Copy out every line exactly as given.

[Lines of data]
--- Start ---

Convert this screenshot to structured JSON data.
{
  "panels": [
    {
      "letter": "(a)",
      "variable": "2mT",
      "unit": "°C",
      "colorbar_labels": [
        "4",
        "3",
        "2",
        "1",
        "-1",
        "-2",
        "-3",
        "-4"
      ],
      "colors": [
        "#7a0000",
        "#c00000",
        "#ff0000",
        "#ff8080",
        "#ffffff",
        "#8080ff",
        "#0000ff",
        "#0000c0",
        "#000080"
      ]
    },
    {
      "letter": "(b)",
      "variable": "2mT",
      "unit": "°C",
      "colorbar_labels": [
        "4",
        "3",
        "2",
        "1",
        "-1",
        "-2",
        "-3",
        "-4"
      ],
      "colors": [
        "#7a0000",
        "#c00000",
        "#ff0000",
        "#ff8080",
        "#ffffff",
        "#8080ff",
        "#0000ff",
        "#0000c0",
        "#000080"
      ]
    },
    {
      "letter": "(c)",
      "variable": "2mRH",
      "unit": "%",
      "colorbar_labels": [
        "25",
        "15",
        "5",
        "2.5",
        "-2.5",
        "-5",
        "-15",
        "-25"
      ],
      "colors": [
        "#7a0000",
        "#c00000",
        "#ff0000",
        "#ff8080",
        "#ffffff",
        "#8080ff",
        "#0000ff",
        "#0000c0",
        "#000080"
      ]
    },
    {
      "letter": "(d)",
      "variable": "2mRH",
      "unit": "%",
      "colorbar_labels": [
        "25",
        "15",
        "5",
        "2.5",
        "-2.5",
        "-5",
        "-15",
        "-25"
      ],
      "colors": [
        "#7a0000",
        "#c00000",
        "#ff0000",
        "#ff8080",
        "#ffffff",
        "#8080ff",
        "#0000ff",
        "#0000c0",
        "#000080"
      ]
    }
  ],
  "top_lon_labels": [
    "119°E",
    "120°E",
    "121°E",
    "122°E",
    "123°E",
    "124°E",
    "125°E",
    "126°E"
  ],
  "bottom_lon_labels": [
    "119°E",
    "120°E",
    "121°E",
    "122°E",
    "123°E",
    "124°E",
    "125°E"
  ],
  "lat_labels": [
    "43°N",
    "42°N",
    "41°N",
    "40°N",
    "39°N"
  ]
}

--- End ---

SOLUTION BELOW.
Convert this screenshot to structured JSON data.
{
  "panels": [
    {
      "letter": "(a)",
      "variable": "2mT",
      "unit": "°C",
      "colorbar_labels": [
        "4",
        "3",
        "2",
        "1",
        "-1",
        "-2",
        "-3",
        "-4"
      ],
      "colors": [
        "#7a0000",
        "#c00000",
        "#ff0000",
        "#ff8080",
        "#ffffff",
        "#8080ff",
        "#0000ff",
        "#0000c0",
        "#000080"
      ]
    },
    {
      "letter": "(b)",
      "variable": "2mT",
      "unit": "°C",
      "colorbar_labels": [
        "4",
        "3",
        "2",
        "1",
        "-1",
        "-2",
        "-3",
        "-4"
      ],
      "colors": [
        "#7a0000",
        "#c00000",
        "#ff0000",
        "#ff8080",
        "#ffffff",
        "#8080ff",
        "#0000ff",
        "#0000c0",
        "#000080"
      ]
    },
    {
      "letter": "(c)",
      "variable": "2mRH",
      "unit": "%",
      "colorbar_labels": [
        "25",
        "15",
        "5",
        "2.5",
        "-2.5",
        "-5",
        "-15",
        "-25"
      ],
      "colors": [
        "#7a0000",
        "#c00000",
        "#ff0000",
        "#ff8080",
        "#ffffff",
        "#8080ff",
        "#0000ff",
        "#0000c0",
        "#000080"
      ]
    },
    {
      "letter": "(d)",
      "variable": "2mRH",
      "unit": "%",
      "colorbar_labels": [
        "25",
        "15",
        "5",
        "2.5",
        "-2.5",
        "-5",
        "-15",
        "-25"
      ],
      "colors": [
        "#7a0000",
        "#c00000",
        "#ff0000",
        "#ff8080",
        "#ffffff",
        "#8080ff",
        "#0000ff",
        "#0000c0",
        "#000080"
      ]
    }
  ],
  "top_lon_labels": [
    "119°E",
    "120°E",
    "121°E",
    "122°E",
    "123°E",
    "124°E",
    "125°E",
    "126°E"
  ],
  "bottom_lon_labels": [
    "119°E",
    "120°E",
    "121°E",
    "122°E",
    "123°E",
    "124°E",
    "125°E"
  ],
  "lat_labels": [
    "43°N",
    "42°N",
    "41°N",
    "40°N",
    "39°N"
  ]
}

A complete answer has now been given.